» EXERCISE DETAILS
Output the data below in full, byte for byte. Nothing may differ.

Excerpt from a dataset
- - - -
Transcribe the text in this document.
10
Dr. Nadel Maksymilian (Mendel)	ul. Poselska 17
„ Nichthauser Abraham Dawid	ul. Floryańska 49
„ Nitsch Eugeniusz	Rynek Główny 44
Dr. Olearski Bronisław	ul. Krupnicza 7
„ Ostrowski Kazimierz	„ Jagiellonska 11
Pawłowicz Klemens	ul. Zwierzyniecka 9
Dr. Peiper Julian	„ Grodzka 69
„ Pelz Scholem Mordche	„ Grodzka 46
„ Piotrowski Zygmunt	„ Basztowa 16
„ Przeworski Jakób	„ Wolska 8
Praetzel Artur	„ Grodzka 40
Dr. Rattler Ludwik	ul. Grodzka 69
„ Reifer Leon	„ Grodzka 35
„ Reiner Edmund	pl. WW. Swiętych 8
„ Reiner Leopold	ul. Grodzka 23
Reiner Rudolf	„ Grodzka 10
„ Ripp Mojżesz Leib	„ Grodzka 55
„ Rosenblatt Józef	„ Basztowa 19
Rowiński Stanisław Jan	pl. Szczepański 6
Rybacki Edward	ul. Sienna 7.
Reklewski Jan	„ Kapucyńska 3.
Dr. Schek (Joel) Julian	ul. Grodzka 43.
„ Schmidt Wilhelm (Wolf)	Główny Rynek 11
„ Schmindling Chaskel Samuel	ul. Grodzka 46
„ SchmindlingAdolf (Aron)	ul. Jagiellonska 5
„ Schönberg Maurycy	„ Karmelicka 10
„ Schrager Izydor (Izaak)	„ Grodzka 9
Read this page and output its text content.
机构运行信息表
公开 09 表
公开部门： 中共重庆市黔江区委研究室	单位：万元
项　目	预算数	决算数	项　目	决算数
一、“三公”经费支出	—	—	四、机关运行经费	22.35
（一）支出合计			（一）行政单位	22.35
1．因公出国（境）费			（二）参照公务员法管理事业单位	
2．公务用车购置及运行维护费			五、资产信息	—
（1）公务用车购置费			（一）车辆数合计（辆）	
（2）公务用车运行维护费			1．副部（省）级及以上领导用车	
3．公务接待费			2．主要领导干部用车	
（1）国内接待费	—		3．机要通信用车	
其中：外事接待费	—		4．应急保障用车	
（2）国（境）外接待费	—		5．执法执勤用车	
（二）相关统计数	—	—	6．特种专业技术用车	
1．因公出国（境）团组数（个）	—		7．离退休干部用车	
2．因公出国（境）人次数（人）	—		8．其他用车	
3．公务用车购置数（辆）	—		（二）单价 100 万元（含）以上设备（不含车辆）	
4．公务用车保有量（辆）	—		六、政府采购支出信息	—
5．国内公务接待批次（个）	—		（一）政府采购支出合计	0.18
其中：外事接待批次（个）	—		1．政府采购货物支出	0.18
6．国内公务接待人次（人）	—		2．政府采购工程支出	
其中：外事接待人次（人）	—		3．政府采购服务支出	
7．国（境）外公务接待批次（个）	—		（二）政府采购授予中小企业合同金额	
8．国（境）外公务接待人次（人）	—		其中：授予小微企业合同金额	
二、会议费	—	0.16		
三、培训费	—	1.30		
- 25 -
- - - -
» RESPONSE BELOW
Transcribe the text in this document.
10
Dr. Nadel Maksymilian (Mendel)	ul. Poselska 17
„ Nichthauser Abraham Dawid	ul. Floryańska 49
„ Nitsch Eugeniusz	Rynek Główny 44
Dr. Olearski Bronisław	ul. Krupnicza 7
„ Ostrowski Kazimierz	„ Jagiellonska 11
Pawłowicz Klemens	ul. Zwierzyniecka 9
Dr. Peiper Julian	„ Grodzka 69
„ Pelz Scholem Mordche	„ Grodzka 46
„ Piotrowski Zygmunt	„ Basztowa 16
„ Przeworski Jakób	„ Wolska 8
Praetzel Artur	„ Grodzka 40
Dr. Rattler Ludwik	ul. Grodzka 69
„ Reifer Leon	„ Grodzka 35
„ Reiner Edmund	pl. WW. Swiętych 8
„ Reiner Leopold	ul. Grodzka 23
Reiner Rudolf	„ Grodzka 10
„ Ripp Mojżesz Leib	„ Grodzka 55
„ Rosenblatt Józef	„ Basztowa 19
Rowiński Stanisław Jan	pl. Szczepański 6
Rybacki Edward	ul. Sienna 7.
Reklewski Jan	„ Kapucyńska 3.
Dr. Schek (Joel) Julian	ul. Grodzka 43.
„ Schmidt Wilhelm (Wolf)	Główny Rynek 11
„ Schmindling Chaskel Samuel	ul. Grodzka 46
„ SchmindlingAdolf (Aron)	ul. Jagiellonska 5
„ Schönberg Maurycy	„ Karmelicka 10
„ Schrager Izydor (Izaak)	„ Grodzka 9
Read this page and output its text content.
机构运行信息表
公开 09 表
公开部门： 中共重庆市黔江区委研究室	单位：万元
项　目	预算数	决算数	项　目	决算数
一、“三公”经费支出	—	—	四、机关运行经费	22.35
（一）支出合计			（一）行政单位	22.35
1．因公出国（境）费			（二）参照公务员法管理事业单位	
2．公务用车购置及运行维护费			五、资产信息	—
（1）公务用车购置费			（一）车辆数合计（辆）	
（2）公务用车运行维护费			1．副部（省）级及以上领导用车	
3．公务接待费			2．主要领导干部用车	
（1）国内接待费	—		3．机要通信用车	
其中：外事接待费	—		4．应急保障用车	
（2）国（境）外接待费	—		5．执法执勤用车	
（二）相关统计数	—	—	6．特种专业技术用车	
1．因公出国（境）团组数（个）	—		7．离退休干部用车	
2．因公出国（境）人次数（人）	—		8．其他用车	
3．公务用车购置数（辆）	—		（二）单价 100 万元（含）以上设备（不含车辆）	
4．公务用车保有量（辆）	—		六、政府采购支出信息	—
5．国内公务接待批次（个）	—		（一）政府采购支出合计	0.18
其中：外事接待批次（个）	—		1．政府采购货物支出	0.18
6．国内公务接待人次（人）	—		2．政府采购工程支出	
其中：外事接待人次（人）	—		3．政府采购服务支出	
7．国（境）外公务接待批次（个）	—		（二）政府采购授予中小企业合同金额	
8．国（境）外公务接待人次（人）	—		其中：授予小微企业合同金额	
二、会议费	—	0.16		
三、培训费	—	1.30		
- 25 -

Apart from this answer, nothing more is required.